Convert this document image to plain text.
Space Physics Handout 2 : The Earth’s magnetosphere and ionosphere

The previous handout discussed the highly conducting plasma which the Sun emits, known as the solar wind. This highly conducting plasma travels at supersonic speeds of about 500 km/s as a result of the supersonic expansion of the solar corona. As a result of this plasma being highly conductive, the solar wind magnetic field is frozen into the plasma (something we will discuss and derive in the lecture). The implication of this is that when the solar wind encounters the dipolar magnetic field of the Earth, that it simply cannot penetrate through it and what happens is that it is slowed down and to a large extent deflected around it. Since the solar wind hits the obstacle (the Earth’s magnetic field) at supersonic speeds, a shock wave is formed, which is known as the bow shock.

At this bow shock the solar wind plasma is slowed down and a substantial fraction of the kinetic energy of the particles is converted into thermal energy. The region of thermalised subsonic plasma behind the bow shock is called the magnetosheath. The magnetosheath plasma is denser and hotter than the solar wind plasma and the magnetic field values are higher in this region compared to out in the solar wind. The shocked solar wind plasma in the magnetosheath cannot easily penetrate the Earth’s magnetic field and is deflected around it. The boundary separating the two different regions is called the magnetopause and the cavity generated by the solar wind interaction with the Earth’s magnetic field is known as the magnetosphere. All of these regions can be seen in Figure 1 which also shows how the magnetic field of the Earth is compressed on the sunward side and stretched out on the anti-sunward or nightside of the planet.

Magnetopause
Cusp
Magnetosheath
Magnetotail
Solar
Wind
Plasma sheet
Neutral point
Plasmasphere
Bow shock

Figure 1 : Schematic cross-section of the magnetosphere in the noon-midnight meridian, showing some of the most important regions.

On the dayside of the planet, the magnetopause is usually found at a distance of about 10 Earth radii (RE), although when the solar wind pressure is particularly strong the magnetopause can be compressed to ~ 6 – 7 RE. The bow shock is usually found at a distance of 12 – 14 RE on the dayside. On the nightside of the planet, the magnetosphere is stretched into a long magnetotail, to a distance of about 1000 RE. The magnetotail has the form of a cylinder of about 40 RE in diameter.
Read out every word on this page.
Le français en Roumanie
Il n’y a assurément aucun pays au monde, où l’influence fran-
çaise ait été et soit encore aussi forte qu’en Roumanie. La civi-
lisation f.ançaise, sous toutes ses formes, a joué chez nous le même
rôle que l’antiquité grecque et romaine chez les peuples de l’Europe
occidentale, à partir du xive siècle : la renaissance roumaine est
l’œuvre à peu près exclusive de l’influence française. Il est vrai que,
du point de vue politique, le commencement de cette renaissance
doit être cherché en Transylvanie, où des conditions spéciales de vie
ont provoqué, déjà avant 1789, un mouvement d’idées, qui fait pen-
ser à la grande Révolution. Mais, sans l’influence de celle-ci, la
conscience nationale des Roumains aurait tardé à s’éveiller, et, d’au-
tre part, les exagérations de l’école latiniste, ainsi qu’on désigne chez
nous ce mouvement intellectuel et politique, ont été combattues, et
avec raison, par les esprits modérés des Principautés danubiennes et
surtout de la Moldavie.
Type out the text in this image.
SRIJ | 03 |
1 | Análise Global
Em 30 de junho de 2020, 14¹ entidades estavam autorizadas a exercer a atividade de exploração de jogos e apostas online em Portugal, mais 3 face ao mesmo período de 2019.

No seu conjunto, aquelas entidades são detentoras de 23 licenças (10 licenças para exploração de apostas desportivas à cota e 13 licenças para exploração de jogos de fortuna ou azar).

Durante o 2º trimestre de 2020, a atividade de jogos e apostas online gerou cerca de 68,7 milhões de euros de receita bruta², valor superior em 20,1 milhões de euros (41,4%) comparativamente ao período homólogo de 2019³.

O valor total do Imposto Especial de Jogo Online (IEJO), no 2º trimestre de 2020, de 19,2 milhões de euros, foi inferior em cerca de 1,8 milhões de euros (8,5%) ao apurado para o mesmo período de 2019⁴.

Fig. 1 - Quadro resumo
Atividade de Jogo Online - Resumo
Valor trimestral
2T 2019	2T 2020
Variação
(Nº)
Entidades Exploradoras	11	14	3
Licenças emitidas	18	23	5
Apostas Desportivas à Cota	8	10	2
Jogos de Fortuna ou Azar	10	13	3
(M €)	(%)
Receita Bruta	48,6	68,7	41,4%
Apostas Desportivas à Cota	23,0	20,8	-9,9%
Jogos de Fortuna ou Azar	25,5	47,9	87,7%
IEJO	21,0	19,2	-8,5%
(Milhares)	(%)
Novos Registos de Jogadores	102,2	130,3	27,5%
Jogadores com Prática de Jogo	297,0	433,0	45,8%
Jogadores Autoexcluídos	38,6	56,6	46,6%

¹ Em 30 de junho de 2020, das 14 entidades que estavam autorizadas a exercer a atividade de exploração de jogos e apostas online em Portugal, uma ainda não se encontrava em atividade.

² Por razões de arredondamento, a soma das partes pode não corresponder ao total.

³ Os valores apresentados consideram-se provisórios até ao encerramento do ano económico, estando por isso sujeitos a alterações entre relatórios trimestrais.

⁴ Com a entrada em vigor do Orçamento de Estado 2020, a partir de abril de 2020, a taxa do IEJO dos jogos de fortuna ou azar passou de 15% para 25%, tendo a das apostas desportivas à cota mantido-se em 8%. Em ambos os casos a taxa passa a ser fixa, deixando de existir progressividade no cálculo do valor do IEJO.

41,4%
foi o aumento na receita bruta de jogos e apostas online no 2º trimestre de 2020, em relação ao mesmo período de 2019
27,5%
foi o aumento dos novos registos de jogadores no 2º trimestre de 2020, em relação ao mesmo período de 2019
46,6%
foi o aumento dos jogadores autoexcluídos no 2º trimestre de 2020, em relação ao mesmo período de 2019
● ● ● ● ● ● ●
What you need to do -
Give all the entries again exactly; leave none out.

Finished answer -
Convert this document image to plain text.
Space Physics Handout 2 : The Earth’s magnetosphere and ionosphere

The previous handout discussed the highly conducting plasma which the Sun emits, known as the solar wind. This highly conducting plasma travels at supersonic speeds of about 500 km/s as a result of the supersonic expansion of the solar corona. As a result of this plasma being highly conductive, the solar wind magnetic field is frozen into the plasma (something we will discuss and derive in the lecture). The implication of this is that when the solar wind encounters the dipolar magnetic field of the Earth, that it simply cannot penetrate through it and what happens is that it is slowed down and to a large extent deflected around it. Since the solar wind hits the obstacle (the Earth’s magnetic field) at supersonic speeds, a shock wave is formed, which is known as the bow shock.

At this bow shock the solar wind plasma is slowed down and a substantial fraction of the kinetic energy of the particles is converted into thermal energy. The region of thermalised subsonic plasma behind the bow shock is called the magnetosheath. The magnetosheath plasma is denser and hotter than the solar wind plasma and the magnetic field values are higher in this region compared to out in the solar wind. The shocked solar wind plasma in the magnetosheath cannot easily penetrate the Earth’s magnetic field and is deflected around it. The boundary separating the two different regions is called the magnetopause and the cavity generated by the solar wind interaction with the Earth’s magnetic field is known as the magnetosphere. All of these regions can be seen in Figure 1 which also shows how the magnetic field of the Earth is compressed on the sunward side and stretched out on the anti-sunward or nightside of the planet.

Magnetopause
Cusp
Magnetosheath
Magnetotail
Solar
Wind
Plasma sheet
Neutral point
Plasmasphere
Bow shock

Figure 1 : Schematic cross-section of the magnetosphere in the noon-midnight meridian, showing some of the most important regions.

On the dayside of the planet, the magnetopause is usually found at a distance of about 10 Earth radii (RE), although when the solar wind pressure is particularly strong the magnetopause can be compressed to ~ 6 – 7 RE. The bow shock is usually found at a distance of 12 – 14 RE on the dayside. On the nightside of the planet, the magnetosphere is stretched into a long magnetotail, to a distance of about 1000 RE. The magnetotail has the form of a cylinder of about 40 RE in diameter.
Read out every word on this page.
Le français en Roumanie
Il n’y a assurément aucun pays au monde, où l’influence fran-
çaise ait été et soit encore aussi forte qu’en Roumanie. La civi-
lisation f.ançaise, sous toutes ses formes, a joué chez nous le même
rôle que l’antiquité grecque et romaine chez les peuples de l’Europe
occidentale, à partir du xive siècle : la renaissance roumaine est
l’œuvre à peu près exclusive de l’influence française. Il est vrai que,
du point de vue politique, le commencement de cette renaissance
doit être cherché en Transylvanie, où des conditions spéciales de vie
ont provoqué, déjà avant 1789, un mouvement d’idées, qui fait pen-
ser à la grande Révolution. Mais, sans l’influence de celle-ci, la
conscience nationale des Roumains aurait tardé à s’éveiller, et, d’au-
tre part, les exagérations de l’école latiniste, ainsi qu’on désigne chez
nous ce mouvement intellectuel et politique, ont été combattues, et
avec raison, par les esprits modérés des Principautés danubiennes et
surtout de la Moldavie.
Type out the text in this image.
SRIJ | 03 |
1 | Análise Global
Em 30 de junho de 2020, 14¹ entidades estavam autorizadas a exercer a atividade de exploração de jogos e apostas online em Portugal, mais 3 face ao mesmo período de 2019.

No seu conjunto, aquelas entidades são detentoras de 23 licenças (10 licenças para exploração de apostas desportivas à cota e 13 licenças para exploração de jogos de fortuna ou azar).

Durante o 2º trimestre de 2020, a atividade de jogos e apostas online gerou cerca de 68,7 milhões de euros de receita bruta², valor superior em 20,1 milhões de euros (41,4%) comparativamente ao período homólogo de 2019³.

O valor total do Imposto Especial de Jogo Online (IEJO), no 2º trimestre de 2020, de 19,2 milhões de euros, foi inferior em cerca de 1,8 milhões de euros (8,5%) ao apurado para o mesmo período de 2019⁴.

Fig. 1 - Quadro resumo
Atividade de Jogo Online - Resumo
Valor trimestral
2T 2019	2T 2020
Variação
(Nº)
Entidades Exploradoras	11	14	3
Licenças emitidas	18	23	5
Apostas Desportivas à Cota	8	10	2
Jogos de Fortuna ou Azar	10	13	3
(M €)	(%)
Receita Bruta	48,6	68,7	41,4%
Apostas Desportivas à Cota	23,0	20,8	-9,9%
Jogos de Fortuna ou Azar	25,5	47,9	87,7%
IEJO	21,0	19,2	-8,5%
(Milhares)	(%)
Novos Registos de Jogadores	102,2	130,3	27,5%
Jogadores com Prática de Jogo	297,0	433,0	45,8%
Jogadores Autoexcluídos	38,6	56,6	46,6%

¹ Em 30 de junho de 2020, das 14 entidades que estavam autorizadas a exercer a atividade de exploração de jogos e apostas online em Portugal, uma ainda não se encontrava em atividade.

² Por razões de arredondamento, a soma das partes pode não corresponder ao total.

³ Os valores apresentados consideram-se provisórios até ao encerramento do ano económico, estando por isso sujeitos a alterações entre relatórios trimestrais.

⁴ Com a entrada em vigor do Orçamento de Estado 2020, a partir de abril de 2020, a taxa do IEJO dos jogos de fortuna ou azar passou de 15% para 25%, tendo a das apostas desportivas à cota mantido-se em 8%. Em ambos os casos a taxa passa a ser fixa, deixando de existir progressividade no cálculo do valor do IEJO.

41,4%
foi o aumento na receita bruta de jogos e apostas online no 2º trimestre de 2020, em relação ao mesmo período de 2019
27,5%
foi o aumento dos novos registos de jogadores no 2º trimestre de 2020, em relação ao mesmo período de 2019
46,6%
foi o aumento dos jogadores autoexcluídos no 2º trimestre de 2020, em relação ao mesmo período de 2019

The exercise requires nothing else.